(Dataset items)
=-=-=-=-=
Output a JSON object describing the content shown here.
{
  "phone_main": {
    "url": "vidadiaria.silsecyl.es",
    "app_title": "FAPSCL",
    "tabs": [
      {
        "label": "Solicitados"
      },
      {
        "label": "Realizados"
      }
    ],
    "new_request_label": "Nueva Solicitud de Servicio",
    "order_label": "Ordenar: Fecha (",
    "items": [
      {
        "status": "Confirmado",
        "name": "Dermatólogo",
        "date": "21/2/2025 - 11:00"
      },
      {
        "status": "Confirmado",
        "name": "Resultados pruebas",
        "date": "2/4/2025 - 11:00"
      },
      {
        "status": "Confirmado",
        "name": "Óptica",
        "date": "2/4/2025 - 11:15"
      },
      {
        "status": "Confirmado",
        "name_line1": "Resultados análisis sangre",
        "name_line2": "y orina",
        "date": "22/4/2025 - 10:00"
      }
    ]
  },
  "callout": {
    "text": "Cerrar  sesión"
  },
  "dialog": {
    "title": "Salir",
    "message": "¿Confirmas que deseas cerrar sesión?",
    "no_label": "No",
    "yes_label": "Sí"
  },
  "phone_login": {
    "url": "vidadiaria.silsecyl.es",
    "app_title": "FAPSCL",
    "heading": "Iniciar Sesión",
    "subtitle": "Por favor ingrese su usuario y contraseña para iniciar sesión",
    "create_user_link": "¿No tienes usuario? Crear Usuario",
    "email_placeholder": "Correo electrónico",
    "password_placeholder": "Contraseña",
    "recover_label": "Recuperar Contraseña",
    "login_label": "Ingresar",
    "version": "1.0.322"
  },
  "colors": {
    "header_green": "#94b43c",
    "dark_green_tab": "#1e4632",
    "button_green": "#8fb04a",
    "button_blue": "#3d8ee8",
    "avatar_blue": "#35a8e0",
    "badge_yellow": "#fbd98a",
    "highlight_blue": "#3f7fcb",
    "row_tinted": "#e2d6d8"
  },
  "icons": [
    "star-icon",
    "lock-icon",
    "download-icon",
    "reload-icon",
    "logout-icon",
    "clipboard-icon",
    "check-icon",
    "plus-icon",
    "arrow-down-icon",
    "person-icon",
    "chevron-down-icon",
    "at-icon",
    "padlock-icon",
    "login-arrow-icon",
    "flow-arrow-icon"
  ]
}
=-=-=-=-=
**GIVEN REQUEST**
Return all the lines that contain the string "date".

**WRITTEN SOLUTION**
        "date": "21/2/2025 - 11:00"
        "date": "2/4/2025 - 11:00"
        "date": "2/4/2025 - 11:15"
        "date": "22/4/2025 - 10:00"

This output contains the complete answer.